_Task input_
▶

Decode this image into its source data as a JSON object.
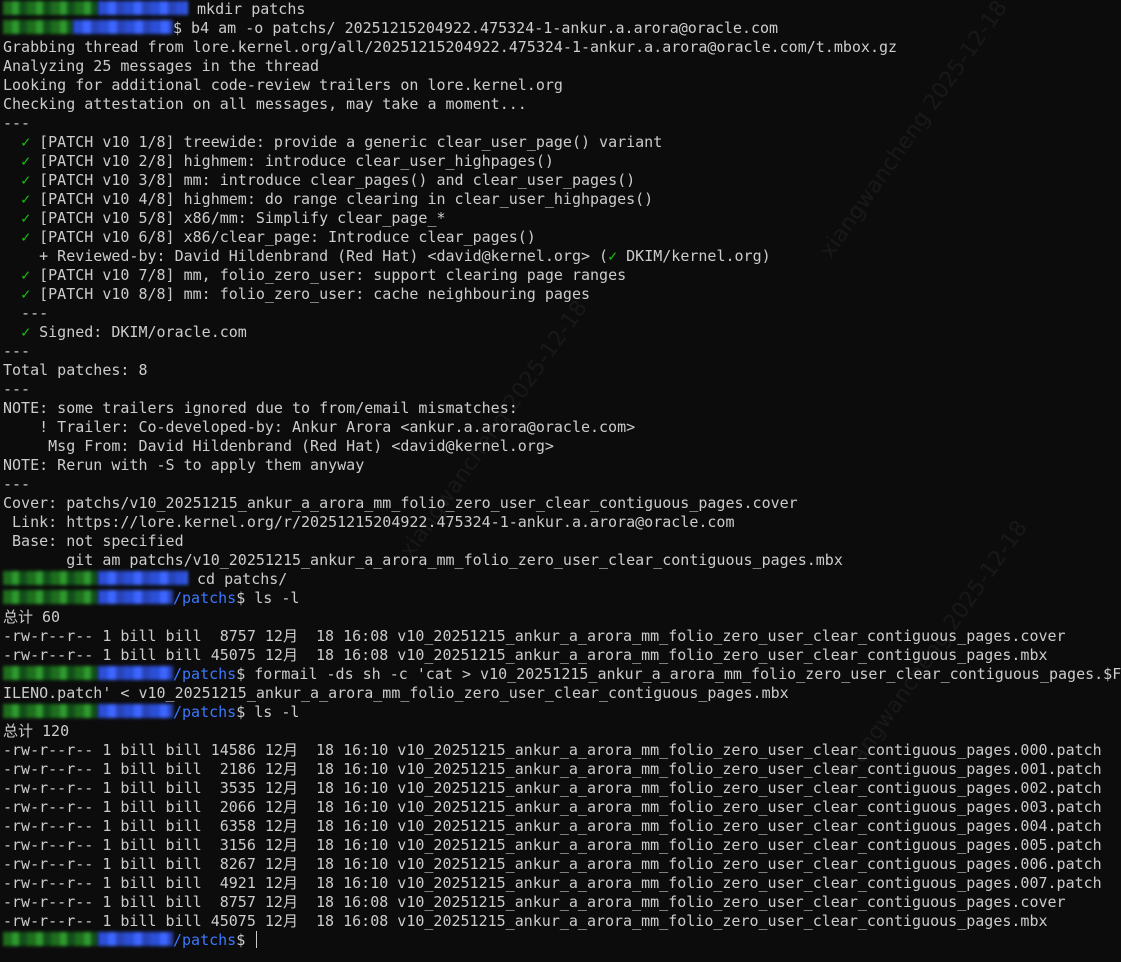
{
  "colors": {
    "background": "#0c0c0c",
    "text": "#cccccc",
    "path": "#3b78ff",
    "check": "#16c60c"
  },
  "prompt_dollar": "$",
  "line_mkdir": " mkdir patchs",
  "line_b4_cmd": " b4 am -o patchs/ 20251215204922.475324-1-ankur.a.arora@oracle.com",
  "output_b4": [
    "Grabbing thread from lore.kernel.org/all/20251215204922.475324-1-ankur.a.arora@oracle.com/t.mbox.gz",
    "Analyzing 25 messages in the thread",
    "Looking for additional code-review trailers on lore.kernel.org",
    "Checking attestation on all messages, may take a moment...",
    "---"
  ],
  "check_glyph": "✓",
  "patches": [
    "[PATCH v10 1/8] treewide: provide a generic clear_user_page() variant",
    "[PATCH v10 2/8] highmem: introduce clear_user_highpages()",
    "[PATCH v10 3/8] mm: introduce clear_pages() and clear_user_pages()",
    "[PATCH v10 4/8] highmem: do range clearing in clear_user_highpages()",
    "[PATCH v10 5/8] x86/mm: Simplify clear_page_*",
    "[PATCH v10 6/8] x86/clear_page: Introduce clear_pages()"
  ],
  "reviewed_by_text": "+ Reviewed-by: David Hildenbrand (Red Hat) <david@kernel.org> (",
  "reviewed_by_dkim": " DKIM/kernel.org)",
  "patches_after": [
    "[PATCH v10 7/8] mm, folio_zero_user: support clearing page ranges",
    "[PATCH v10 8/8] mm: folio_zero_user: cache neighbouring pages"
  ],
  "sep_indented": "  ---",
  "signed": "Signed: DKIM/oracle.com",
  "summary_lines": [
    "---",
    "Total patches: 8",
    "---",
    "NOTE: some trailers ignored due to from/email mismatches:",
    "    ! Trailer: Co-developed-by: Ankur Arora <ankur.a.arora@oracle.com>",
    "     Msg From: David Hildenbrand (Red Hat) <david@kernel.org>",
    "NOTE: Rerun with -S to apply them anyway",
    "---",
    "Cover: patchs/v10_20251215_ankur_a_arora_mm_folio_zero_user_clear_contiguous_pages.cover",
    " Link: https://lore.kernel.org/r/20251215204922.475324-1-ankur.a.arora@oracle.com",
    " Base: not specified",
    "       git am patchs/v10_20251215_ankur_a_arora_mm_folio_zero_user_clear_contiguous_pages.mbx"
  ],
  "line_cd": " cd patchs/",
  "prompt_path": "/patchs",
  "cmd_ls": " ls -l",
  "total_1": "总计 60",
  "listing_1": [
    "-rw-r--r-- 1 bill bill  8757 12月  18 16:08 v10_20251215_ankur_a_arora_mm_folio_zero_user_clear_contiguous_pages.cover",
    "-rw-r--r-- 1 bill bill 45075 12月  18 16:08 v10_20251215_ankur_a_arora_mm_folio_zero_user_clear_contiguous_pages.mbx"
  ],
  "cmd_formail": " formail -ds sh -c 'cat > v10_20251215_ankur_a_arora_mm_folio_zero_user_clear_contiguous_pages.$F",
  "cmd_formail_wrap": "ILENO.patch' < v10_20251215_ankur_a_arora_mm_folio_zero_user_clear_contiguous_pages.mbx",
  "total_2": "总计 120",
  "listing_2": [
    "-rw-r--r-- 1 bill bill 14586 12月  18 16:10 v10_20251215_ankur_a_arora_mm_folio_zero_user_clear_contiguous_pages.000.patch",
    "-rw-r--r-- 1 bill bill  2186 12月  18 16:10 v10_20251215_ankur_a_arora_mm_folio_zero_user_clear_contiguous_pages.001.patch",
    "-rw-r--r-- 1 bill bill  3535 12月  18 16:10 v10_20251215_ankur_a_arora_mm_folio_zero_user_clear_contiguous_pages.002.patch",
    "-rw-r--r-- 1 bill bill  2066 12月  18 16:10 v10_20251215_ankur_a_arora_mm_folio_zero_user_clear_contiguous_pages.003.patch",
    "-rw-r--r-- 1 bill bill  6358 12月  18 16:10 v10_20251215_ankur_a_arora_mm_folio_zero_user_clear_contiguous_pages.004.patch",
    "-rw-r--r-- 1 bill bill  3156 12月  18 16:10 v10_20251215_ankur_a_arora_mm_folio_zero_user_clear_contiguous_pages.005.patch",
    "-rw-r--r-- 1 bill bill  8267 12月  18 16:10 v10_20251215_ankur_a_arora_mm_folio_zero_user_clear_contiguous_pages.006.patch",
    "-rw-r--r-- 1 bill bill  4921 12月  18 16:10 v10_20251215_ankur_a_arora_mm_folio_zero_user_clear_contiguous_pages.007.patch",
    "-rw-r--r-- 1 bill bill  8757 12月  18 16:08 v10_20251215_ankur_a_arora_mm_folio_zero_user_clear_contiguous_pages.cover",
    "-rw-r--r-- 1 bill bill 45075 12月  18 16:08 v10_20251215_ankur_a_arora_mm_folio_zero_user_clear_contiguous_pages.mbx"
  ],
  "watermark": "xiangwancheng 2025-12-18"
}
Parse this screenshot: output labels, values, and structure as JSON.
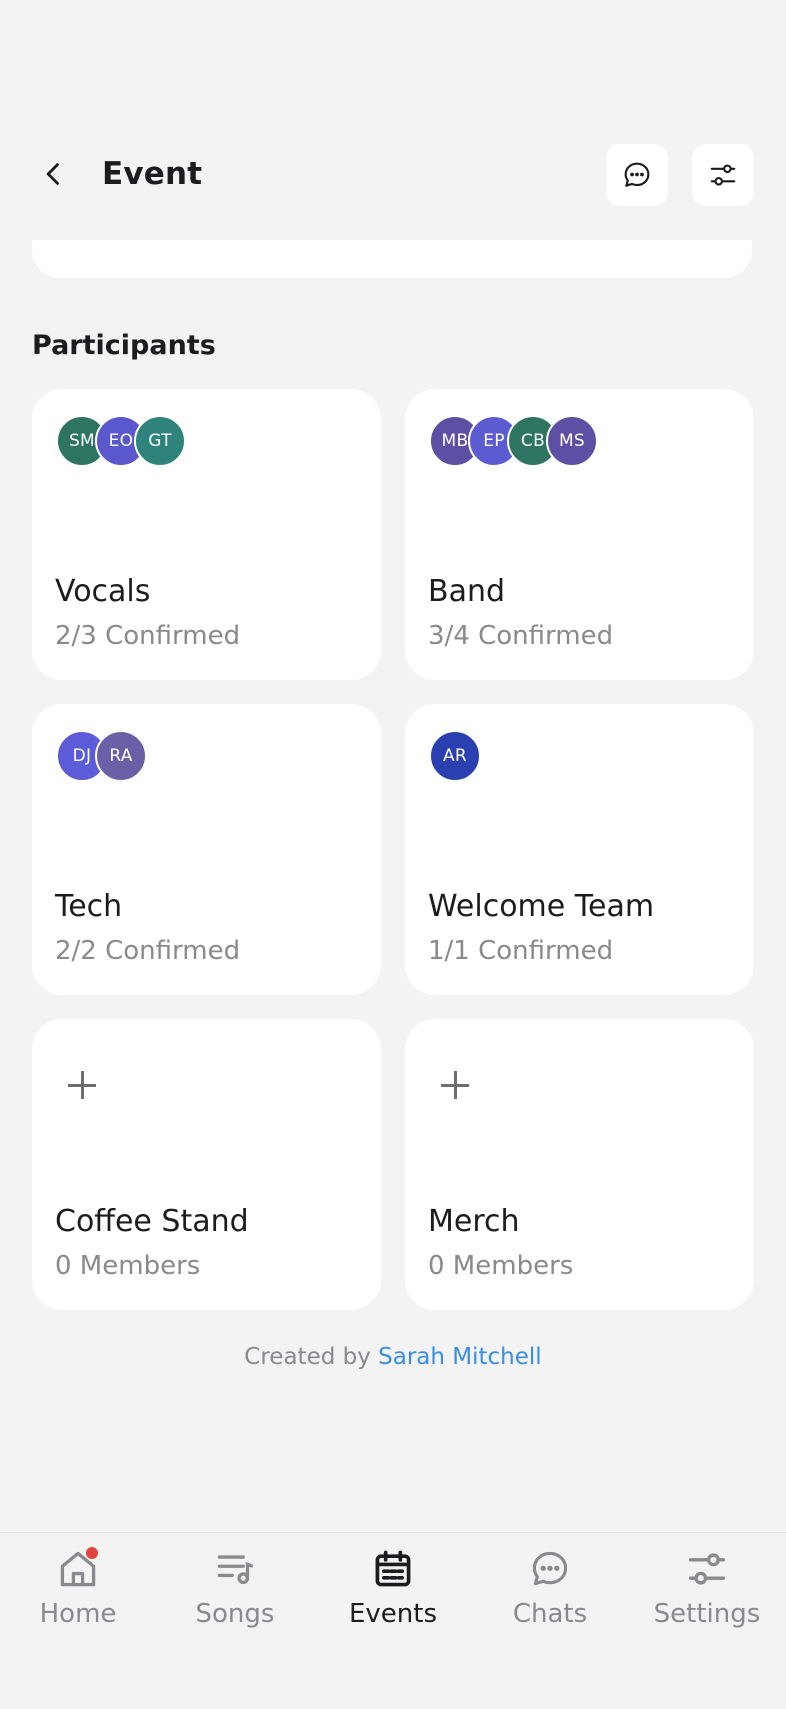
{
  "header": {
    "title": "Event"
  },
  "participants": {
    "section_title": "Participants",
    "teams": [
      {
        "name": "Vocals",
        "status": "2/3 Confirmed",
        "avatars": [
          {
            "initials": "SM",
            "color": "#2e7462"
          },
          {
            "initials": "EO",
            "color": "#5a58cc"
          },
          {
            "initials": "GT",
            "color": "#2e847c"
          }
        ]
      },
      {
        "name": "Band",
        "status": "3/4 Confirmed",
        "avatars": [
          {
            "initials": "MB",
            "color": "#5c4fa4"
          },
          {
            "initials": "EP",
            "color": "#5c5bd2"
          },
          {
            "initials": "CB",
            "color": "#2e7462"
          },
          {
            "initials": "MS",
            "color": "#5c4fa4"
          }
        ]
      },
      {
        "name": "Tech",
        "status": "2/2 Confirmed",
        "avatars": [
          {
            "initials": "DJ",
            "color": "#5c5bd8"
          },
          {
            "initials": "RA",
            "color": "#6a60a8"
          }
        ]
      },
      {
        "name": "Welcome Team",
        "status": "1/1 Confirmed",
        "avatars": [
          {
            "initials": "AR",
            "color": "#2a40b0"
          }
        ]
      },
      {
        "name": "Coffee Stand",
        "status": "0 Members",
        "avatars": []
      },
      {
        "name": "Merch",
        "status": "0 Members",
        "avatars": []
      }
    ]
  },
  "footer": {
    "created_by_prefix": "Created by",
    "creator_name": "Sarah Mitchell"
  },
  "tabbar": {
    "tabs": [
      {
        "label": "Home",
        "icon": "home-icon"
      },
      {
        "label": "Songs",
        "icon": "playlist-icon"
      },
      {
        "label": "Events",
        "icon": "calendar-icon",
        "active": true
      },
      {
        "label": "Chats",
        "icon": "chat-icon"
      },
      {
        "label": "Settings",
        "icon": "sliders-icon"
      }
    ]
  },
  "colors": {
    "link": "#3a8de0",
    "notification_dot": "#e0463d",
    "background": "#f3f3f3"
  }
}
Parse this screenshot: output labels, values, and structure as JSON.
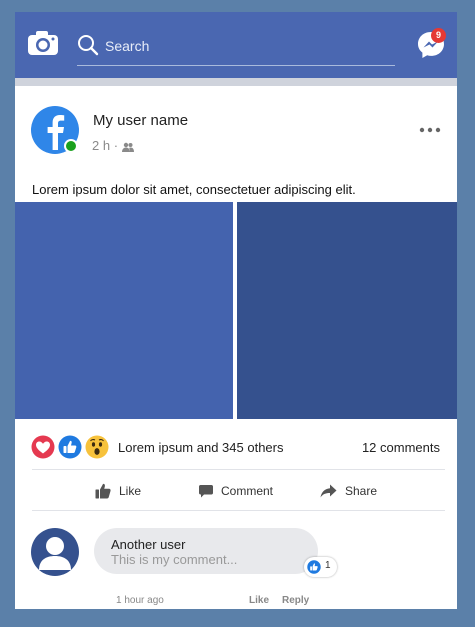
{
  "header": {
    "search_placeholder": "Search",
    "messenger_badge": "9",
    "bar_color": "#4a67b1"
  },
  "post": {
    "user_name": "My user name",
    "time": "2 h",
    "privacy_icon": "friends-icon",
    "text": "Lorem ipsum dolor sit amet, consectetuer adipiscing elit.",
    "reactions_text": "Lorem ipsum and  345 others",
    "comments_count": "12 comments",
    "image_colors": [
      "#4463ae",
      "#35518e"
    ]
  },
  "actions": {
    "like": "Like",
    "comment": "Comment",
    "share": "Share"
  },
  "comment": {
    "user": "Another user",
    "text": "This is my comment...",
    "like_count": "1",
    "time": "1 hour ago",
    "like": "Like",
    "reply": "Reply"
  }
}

◀

_Direction_
Your copy should hold every record word for word and none of the pictures.

_Answer to the exercise_
Decode this image into its source data as a JSON object.
{
  "colors": {
    "background": "#0c0c0c",
    "text": "#cccccc",
    "path": "#3b78ff",
    "check": "#16c60c"
  },
  "prompt_dollar": "$",
  "line_mkdir": " mkdir patchs",
  "line_b4_cmd": " b4 am -o patchs/ 20251215204922.475324-1-ankur.a.arora@oracle.com",
  "output_b4": [
    "Grabbing thread from lore.kernel.org/all/20251215204922.475324-1-ankur.a.arora@oracle.com/t.mbox.gz",
    "Analyzing 25 messages in the thread",
    "Looking for additional code-review trailers on lore.kernel.org",
    "Checking attestation on all messages, may take a moment...",
    "---"
  ],
  "check_glyph": "✓",
  "patches": [
    "[PATCH v10 1/8] treewide: provide a generic clear_user_page() variant",
    "[PATCH v10 2/8] highmem: introduce clear_user_highpages()",
    "[PATCH v10 3/8] mm: introduce clear_pages() and clear_user_pages()",
    "[PATCH v10 4/8] highmem: do range clearing in clear_user_highpages()",
    "[PATCH v10 5/8] x86/mm: Simplify clear_page_*",
    "[PATCH v10 6/8] x86/clear_page: Introduce clear_pages()"
  ],
  "reviewed_by_text": "+ Reviewed-by: David Hildenbrand (Red Hat) <david@kernel.org> (",
  "reviewed_by_dkim": " DKIM/kernel.org)",
  "patches_after": [
    "[PATCH v10 7/8] mm, folio_zero_user: support clearing page ranges",
    "[PATCH v10 8/8] mm: folio_zero_user: cache neighbouring pages"
  ],
  "sep_indented": "  ---",
  "signed": "Signed: DKIM/oracle.com",
  "summary_lines": [
    "---",
    "Total patches: 8",
    "---",
    "NOTE: some trailers ignored due to from/email mismatches:",
    "    ! Trailer: Co-developed-by: Ankur Arora <ankur.a.arora@oracle.com>",
    "     Msg From: David Hildenbrand (Red Hat) <david@kernel.org>",
    "NOTE: Rerun with -S to apply them anyway",
    "---",
    "Cover: patchs/v10_20251215_ankur_a_arora_mm_folio_zero_user_clear_contiguous_pages.cover",
    " Link: https://lore.kernel.org/r/20251215204922.475324-1-ankur.a.arora@oracle.com",
    " Base: not specified",
    "       git am patchs/v10_20251215_ankur_a_arora_mm_folio_zero_user_clear_contiguous_pages.mbx"
  ],
  "line_cd": " cd patchs/",
  "prompt_path": "/patchs",
  "cmd_ls": " ls -l",
  "total_1": "总计 60",
  "listing_1": [
    "-rw-r--r-- 1 bill bill  8757 12月  18 16:08 v10_20251215_ankur_a_arora_mm_folio_zero_user_clear_contiguous_pages.cover",
    "-rw-r--r-- 1 bill bill 45075 12月  18 16:08 v10_20251215_ankur_a_arora_mm_folio_zero_user_clear_contiguous_pages.mbx"
  ],
  "cmd_formail": " formail -ds sh -c 'cat > v10_20251215_ankur_a_arora_mm_folio_zero_user_clear_contiguous_pages.$F",
  "cmd_formail_wrap": "ILENO.patch' < v10_20251215_ankur_a_arora_mm_folio_zero_user_clear_contiguous_pages.mbx",
  "total_2": "总计 120",
  "listing_2": [
    "-rw-r--r-- 1 bill bill 14586 12月  18 16:10 v10_20251215_ankur_a_arora_mm_folio_zero_user_clear_contiguous_pages.000.patch",
    "-rw-r--r-- 1 bill bill  2186 12月  18 16:10 v10_20251215_ankur_a_arora_mm_folio_zero_user_clear_contiguous_pages.001.patch",
    "-rw-r--r-- 1 bill bill  3535 12月  18 16:10 v10_20251215_ankur_a_arora_mm_folio_zero_user_clear_contiguous_pages.002.patch",
    "-rw-r--r-- 1 bill bill  2066 12月  18 16:10 v10_20251215_ankur_a_arora_mm_folio_zero_user_clear_contiguous_pages.003.patch",
    "-rw-r--r-- 1 bill bill  6358 12月  18 16:10 v10_20251215_ankur_a_arora_mm_folio_zero_user_clear_contiguous_pages.004.patch",
    "-rw-r--r-- 1 bill bill  3156 12月  18 16:10 v10_20251215_ankur_a_arora_mm_folio_zero_user_clear_contiguous_pages.005.patch",
    "-rw-r--r-- 1 bill bill  8267 12月  18 16:10 v10_20251215_ankur_a_arora_mm_folio_zero_user_clear_contiguous_pages.006.patch",
    "-rw-r--r-- 1 bill bill  4921 12月  18 16:10 v10_20251215_ankur_a_arora_mm_folio_zero_user_clear_contiguous_pages.007.patch",
    "-rw-r--r-- 1 bill bill  8757 12月  18 16:08 v10_20251215_ankur_a_arora_mm_folio_zero_user_clear_contiguous_pages.cover",
    "-rw-r--r-- 1 bill bill 45075 12月  18 16:08 v10_20251215_ankur_a_arora_mm_folio_zero_user_clear_contiguous_pages.mbx"
  ],
  "watermark": "xiangwancheng 2025-12-18"
}
Parse this screenshot: output labels, values, and structure as JSON.
{
  "header": {
    "title": "Event"
  },
  "participants": {
    "section_title": "Participants",
    "teams": [
      {
        "name": "Vocals",
        "status": "2/3 Confirmed",
        "avatars": [
          {
            "initials": "SM",
            "color": "#2e7462"
          },
          {
            "initials": "EO",
            "color": "#5a58cc"
          },
          {
            "initials": "GT",
            "color": "#2e847c"
          }
        ]
      },
      {
        "name": "Band",
        "status": "3/4 Confirmed",
        "avatars": [
          {
            "initials": "MB",
            "color": "#5c4fa4"
          },
          {
            "initials": "EP",
            "color": "#5c5bd2"
          },
          {
            "initials": "CB",
            "color": "#2e7462"
          },
          {
            "initials": "MS",
            "color": "#5c4fa4"
          }
        ]
      },
      {
        "name": "Tech",
        "status": "2/2 Confirmed",
        "avatars": [
          {
            "initials": "DJ",
            "color": "#5c5bd8"
          },
          {
            "initials": "RA",
            "color": "#6a60a8"
          }
        ]
      },
      {
        "name": "Welcome Team",
        "status": "1/1 Confirmed",
        "avatars": [
          {
            "initials": "AR",
            "color": "#2a40b0"
          }
        ]
      },
      {
        "name": "Coffee Stand",
        "status": "0 Members",
        "avatars": []
      },
      {
        "name": "Merch",
        "status": "0 Members",
        "avatars": []
      }
    ]
  },
  "footer": {
    "created_by_prefix": "Created by",
    "creator_name": "Sarah Mitchell"
  },
  "tabbar": {
    "tabs": [
      {
        "label": "Home",
        "icon": "home-icon"
      },
      {
        "label": "Songs",
        "icon": "playlist-icon"
      },
      {
        "label": "Events",
        "icon": "calendar-icon",
        "active": true
      },
      {
        "label": "Chats",
        "icon": "chat-icon"
      },
      {
        "label": "Settings",
        "icon": "sliders-icon"
      }
    ]
  },
  "colors": {
    "link": "#3a8de0",
    "notification_dot": "#e0463d",
    "background": "#f3f3f3"
  }
}
Parse this screenshot: output labels, values, and structure as JSON.
{
  "header": {
    "search_placeholder": "Search",
    "messenger_badge": "9",
    "bar_color": "#4a67b1"
  },
  "post": {
    "user_name": "My user name",
    "time": "2 h",
    "privacy_icon": "friends-icon",
    "text": "Lorem ipsum dolor sit amet, consectetuer adipiscing elit.",
    "reactions_text": "Lorem ipsum and  345 others",
    "comments_count": "12 comments",
    "image_colors": [
      "#4463ae",
      "#35518e"
    ]
  },
  "actions": {
    "like": "Like",
    "comment": "Comment",
    "share": "Share"
  },
  "comment": {
    "user": "Another user",
    "text": "This is my comment...",
    "like_count": "1",
    "time": "1 hour ago",
    "like": "Like",
    "reply": "Reply"
  }
}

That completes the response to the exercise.